↓↓↓

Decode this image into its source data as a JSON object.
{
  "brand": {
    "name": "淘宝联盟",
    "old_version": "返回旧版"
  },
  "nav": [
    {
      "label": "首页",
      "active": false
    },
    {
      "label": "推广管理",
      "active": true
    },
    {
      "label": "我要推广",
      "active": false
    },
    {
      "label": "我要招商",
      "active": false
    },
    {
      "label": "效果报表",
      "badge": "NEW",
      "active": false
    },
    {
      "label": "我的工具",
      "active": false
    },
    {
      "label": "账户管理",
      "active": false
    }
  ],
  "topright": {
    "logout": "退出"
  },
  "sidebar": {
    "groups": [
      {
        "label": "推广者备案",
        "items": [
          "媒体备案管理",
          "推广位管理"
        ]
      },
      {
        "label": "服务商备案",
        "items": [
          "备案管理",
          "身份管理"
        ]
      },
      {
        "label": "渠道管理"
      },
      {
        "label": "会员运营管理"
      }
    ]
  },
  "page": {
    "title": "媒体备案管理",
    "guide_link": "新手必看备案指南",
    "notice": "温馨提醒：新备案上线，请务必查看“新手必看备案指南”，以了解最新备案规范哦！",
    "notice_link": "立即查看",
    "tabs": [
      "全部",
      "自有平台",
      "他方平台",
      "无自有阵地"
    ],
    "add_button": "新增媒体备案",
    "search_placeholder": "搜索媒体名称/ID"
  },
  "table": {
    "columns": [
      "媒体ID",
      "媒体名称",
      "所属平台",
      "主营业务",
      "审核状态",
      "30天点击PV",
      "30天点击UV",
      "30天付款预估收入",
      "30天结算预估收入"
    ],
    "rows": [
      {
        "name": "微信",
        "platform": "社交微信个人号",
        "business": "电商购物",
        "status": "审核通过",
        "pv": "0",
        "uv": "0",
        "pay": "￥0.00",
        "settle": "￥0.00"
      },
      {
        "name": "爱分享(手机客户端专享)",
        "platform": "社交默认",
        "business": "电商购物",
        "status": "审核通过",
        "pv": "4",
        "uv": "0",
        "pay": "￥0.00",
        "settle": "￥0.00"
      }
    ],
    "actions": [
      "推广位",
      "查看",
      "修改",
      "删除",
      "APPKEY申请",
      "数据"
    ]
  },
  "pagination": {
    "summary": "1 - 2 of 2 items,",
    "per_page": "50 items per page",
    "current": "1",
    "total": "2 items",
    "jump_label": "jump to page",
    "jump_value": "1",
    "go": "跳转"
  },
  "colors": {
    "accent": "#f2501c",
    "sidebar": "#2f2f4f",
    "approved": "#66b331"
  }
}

↑↑↑

- Exercise goal: List each line holding the string "items".

- Solution to the exercise:
        "items": [
        "items": [
    "summary": "1 - 2 of 2 items,",
    "per_page": "50 items per page",
    "total": "2 items",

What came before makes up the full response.